▸ WHAT THE TASK ASKS: Repeat every line of the material, character for character.

Begin DATA SHOWN

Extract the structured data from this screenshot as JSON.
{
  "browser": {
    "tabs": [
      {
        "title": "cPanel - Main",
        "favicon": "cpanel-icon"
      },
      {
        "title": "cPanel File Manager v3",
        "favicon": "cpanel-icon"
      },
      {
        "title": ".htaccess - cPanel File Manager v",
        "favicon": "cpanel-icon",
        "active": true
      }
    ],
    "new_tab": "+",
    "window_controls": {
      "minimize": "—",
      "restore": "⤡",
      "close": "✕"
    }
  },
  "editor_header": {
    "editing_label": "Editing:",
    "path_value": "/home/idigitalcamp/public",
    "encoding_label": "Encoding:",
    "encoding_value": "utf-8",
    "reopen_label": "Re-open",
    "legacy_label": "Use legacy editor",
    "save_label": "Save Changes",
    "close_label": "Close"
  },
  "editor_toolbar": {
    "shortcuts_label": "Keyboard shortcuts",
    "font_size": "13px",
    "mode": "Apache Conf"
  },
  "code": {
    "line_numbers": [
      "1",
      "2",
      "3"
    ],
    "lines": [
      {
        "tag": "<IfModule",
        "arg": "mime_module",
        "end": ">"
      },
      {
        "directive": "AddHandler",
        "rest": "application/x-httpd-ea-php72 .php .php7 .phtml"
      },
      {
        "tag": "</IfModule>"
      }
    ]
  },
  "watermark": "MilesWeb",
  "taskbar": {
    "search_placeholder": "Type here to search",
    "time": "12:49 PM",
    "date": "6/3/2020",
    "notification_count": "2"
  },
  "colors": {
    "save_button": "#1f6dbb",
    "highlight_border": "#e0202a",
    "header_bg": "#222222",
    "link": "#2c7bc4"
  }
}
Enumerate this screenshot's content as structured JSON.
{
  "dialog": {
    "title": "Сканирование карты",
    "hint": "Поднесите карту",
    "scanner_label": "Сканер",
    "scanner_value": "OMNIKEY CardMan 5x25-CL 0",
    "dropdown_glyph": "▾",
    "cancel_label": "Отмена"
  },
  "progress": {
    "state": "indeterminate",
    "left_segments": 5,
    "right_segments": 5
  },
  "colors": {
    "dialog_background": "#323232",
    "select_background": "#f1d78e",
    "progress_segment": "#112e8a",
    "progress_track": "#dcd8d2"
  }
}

End DATA SHOWN

▸ EXERCISE OUTPUT:
Extract the structured data from this screenshot as JSON.
{
  "browser": {
    "tabs": [
      {
        "title": "cPanel - Main",
        "favicon": "cpanel-icon"
      },
      {
        "title": "cPanel File Manager v3",
        "favicon": "cpanel-icon"
      },
      {
        "title": ".htaccess - cPanel File Manager v",
        "favicon": "cpanel-icon",
        "active": true
      }
    ],
    "new_tab": "+",
    "window_controls": {
      "minimize": "—",
      "restore": "⤡",
      "close": "✕"
    }
  },
  "editor_header": {
    "editing_label": "Editing:",
    "path_value": "/home/idigitalcamp/public",
    "encoding_label": "Encoding:",
    "encoding_value": "utf-8",
    "reopen_label": "Re-open",
    "legacy_label": "Use legacy editor",
    "save_label": "Save Changes",
    "close_label": "Close"
  },
  "editor_toolbar": {
    "shortcuts_label": "Keyboard shortcuts",
    "font_size": "13px",
    "mode": "Apache Conf"
  },
  "code": {
    "line_numbers": [
      "1",
      "2",
      "3"
    ],
    "lines": [
      {
        "tag": "<IfModule",
        "arg": "mime_module",
        "end": ">"
      },
      {
        "directive": "AddHandler",
        "rest": "application/x-httpd-ea-php72 .php .php7 .phtml"
      },
      {
        "tag": "</IfModule>"
      }
    ]
  },
  "watermark": "MilesWeb",
  "taskbar": {
    "search_placeholder": "Type here to search",
    "time": "12:49 PM",
    "date": "6/3/2020",
    "notification_count": "2"
  },
  "colors": {
    "save_button": "#1f6dbb",
    "highlight_border": "#e0202a",
    "header_bg": "#222222",
    "link": "#2c7bc4"
  }
}
Enumerate this screenshot's content as structured JSON.
{
  "dialog": {
    "title": "Сканирование карты",
    "hint": "Поднесите карту",
    "scanner_label": "Сканер",
    "scanner_value": "OMNIKEY CardMan 5x25-CL 0",
    "dropdown_glyph": "▾",
    "cancel_label": "Отмена"
  },
  "progress": {
    "state": "indeterminate",
    "left_segments": 5,
    "right_segments": 5
  },
  "colors": {
    "dialog_background": "#323232",
    "select_background": "#f1d78e",
    "progress_segment": "#112e8a",
    "progress_track": "#dcd8d2"
  }
}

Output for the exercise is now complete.